Skip to content

aailab-kaist/DBAE

Repository files navigation

[ICLR 2025 Spotlight] Diffusion Bridge AutoEncoders for Unsupervised Representation Learning (DBAE)
Official PyTorch implementation of DBAE

Yeongmin Kim, Kwanghyeon Lee, Minsang Park, Byeonghu Na, Il-Chul Moon

| Openreview | arxiv | Poster | CheckPoints |

Teaser image

Dependencies

The requirements for this code are the same as DDBM.

In our experiment, we utilized CUDA 11.4 and PyTorch 1.12.

Datasets

  1. For FFHQ, CelebA, CelebA-HQ, and LSUN datasets (LMDB format), please follow instructions from DiffAE. The directory structure looks like:
data
├─ffhq
|  ├─data.mdb
|  └lock.mdb
├─celebahq
|    ├─data.mdb
|    └lock.mdb
├─celeba
|    ├─data.mdb
|    └lock.mdb
├─bedroom
|    ├─data.mdb
|    └lock.mdb
├─horse
|    ├─data.mdb
|    └lock.mdb
  1. Set your dataset path at args.sh.

Model training

We provide the training bash file train_dbae.sh with dbae_train.py. Set variables DATASET_NAME and SCHEDULE_TYPE:

  • DATASET_NAME sets the dataset. We support FFHQ, CelebA, CelebA-HQ, and LSUN.
  • SCHEDULE_TYPE sets forward diffusion. Set ve or vp.
  • STO sets encoder type. Set true or false.

We use 4 $\times$ L40S GPUs for FFHQ and LSUN datasets and 4 $\times$ RTX 3090 GPUs for celeba64.

To train, run

bash train_dbae.sh $DATASET_NAME $SCHEDULE_TYPE $STO
bash train_dbae.sh ffhq vp true
bash train_dbae.sh celeba vp true

(Eval) Downstream Inference

We provide the code for downstream inference (regression/classification).

For regression, it needs to download LFW datasets.

______

== TASK BRIEF ==
Copy the passage from the DBAE repository page from "Model training" up to and including "GPUs for celeba64.", word for word.

== DATA ==
______

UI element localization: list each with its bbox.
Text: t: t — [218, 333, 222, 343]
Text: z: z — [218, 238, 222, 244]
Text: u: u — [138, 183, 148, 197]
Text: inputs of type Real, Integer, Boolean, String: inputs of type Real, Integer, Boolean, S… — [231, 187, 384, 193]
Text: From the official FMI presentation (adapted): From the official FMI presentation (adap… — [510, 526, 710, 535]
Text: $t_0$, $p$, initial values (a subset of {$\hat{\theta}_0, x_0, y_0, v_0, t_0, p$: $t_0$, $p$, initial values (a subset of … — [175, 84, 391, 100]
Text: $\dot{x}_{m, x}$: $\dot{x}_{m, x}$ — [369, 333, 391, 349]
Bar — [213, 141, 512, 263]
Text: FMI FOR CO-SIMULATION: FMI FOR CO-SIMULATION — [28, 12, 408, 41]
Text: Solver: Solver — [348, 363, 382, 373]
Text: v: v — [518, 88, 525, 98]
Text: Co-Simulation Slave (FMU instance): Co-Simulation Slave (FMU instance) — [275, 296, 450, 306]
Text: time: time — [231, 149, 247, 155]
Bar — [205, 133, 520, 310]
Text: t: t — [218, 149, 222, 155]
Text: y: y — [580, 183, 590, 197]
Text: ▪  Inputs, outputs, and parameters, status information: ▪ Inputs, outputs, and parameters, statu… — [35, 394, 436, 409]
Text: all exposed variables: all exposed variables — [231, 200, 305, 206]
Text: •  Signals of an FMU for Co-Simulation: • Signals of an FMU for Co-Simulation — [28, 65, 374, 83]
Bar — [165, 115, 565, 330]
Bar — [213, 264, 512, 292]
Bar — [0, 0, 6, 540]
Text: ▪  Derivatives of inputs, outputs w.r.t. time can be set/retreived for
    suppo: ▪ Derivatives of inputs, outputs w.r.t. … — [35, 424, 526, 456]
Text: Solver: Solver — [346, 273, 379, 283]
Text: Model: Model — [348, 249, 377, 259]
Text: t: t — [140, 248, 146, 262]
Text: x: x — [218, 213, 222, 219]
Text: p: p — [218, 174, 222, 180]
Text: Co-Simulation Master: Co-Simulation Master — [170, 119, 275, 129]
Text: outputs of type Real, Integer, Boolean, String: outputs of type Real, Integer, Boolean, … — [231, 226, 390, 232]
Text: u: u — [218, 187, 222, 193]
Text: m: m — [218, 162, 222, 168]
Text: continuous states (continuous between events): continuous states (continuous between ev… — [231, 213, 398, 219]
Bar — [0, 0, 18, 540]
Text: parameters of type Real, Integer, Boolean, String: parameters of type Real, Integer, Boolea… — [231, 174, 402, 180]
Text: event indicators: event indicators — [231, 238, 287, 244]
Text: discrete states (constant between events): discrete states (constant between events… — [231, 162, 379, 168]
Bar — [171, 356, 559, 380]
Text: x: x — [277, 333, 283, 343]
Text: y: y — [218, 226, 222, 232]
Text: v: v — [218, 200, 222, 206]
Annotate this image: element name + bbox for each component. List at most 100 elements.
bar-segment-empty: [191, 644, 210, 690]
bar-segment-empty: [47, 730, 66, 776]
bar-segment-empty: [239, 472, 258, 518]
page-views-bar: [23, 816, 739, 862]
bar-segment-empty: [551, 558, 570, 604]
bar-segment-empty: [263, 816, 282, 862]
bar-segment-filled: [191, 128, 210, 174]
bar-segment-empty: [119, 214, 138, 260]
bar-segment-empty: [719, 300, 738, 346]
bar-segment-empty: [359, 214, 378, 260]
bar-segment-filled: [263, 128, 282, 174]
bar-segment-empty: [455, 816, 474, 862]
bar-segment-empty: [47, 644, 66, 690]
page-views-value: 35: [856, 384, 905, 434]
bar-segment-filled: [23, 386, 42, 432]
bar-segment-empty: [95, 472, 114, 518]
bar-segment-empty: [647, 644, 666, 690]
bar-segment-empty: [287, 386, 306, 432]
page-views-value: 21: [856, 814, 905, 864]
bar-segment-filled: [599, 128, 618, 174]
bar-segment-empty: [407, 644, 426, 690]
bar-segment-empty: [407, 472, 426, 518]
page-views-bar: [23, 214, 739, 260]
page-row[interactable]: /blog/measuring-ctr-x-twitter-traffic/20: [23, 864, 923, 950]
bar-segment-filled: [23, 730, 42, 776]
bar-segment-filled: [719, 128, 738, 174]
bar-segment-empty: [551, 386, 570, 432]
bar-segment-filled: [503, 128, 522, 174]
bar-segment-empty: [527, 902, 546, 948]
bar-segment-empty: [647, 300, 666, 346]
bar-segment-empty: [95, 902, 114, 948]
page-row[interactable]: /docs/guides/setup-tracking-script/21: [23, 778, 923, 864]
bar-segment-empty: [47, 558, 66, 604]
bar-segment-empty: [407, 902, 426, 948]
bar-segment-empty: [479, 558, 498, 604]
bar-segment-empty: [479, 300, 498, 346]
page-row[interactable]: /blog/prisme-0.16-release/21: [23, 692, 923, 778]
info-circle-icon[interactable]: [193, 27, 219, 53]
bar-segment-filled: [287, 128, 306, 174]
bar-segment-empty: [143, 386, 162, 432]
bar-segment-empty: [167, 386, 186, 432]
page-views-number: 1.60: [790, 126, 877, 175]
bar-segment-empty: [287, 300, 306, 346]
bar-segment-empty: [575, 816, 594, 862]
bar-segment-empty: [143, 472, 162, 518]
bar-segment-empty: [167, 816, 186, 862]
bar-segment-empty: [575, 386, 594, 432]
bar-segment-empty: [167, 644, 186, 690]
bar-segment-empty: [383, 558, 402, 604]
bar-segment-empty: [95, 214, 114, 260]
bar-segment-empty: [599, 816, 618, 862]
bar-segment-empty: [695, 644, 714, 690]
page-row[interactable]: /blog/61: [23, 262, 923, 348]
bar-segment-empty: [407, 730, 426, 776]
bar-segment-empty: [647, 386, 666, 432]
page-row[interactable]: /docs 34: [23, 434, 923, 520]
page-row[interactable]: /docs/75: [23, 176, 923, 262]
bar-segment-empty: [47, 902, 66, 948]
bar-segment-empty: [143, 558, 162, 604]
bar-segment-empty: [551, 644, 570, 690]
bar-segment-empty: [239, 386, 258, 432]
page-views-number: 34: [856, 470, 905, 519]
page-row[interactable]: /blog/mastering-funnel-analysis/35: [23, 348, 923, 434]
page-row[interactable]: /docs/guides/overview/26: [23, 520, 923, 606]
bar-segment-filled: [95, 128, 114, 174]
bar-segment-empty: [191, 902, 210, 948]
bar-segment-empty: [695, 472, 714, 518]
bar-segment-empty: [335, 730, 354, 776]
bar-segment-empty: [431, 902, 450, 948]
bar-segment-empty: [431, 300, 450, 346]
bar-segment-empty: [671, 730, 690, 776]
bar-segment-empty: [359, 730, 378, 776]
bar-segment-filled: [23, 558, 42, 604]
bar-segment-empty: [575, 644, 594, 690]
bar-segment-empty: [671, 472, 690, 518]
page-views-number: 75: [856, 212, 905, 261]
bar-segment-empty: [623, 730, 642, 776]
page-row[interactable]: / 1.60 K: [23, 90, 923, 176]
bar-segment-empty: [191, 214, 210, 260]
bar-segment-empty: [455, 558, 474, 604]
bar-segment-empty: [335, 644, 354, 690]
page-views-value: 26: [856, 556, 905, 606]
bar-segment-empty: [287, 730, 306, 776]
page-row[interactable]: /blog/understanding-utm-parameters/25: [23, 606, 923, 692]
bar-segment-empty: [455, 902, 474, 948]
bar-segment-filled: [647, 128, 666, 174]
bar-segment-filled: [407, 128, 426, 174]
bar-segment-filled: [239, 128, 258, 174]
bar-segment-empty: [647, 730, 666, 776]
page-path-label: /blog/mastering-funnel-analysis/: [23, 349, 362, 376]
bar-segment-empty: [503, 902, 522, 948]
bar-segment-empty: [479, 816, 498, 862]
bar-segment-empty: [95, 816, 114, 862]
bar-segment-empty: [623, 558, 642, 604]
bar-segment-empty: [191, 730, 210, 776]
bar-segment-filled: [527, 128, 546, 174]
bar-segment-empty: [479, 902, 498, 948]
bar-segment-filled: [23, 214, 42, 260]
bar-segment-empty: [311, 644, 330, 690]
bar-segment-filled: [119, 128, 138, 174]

______

== SOLUTION FOR THIS TASK ==
Model training

We provide the training bash file train_dbae.sh with dbae_train.py. Set variables DATASET_NAME and SCHEDULE_TYPE:

  • DATASET_NAME sets the dataset. We support FFHQ, CelebA, CelebA-HQ, and LSUN.
  • SCHEDULE_TYPE sets forward diffusion. Set ve or vp.
  • STO sets encoder type. Set true or false.

We use 4 $\times$ L40S GPUs for FFHQ and LSUN datasets and 4 $\times$ RTX 3090 GPUs for celeba64.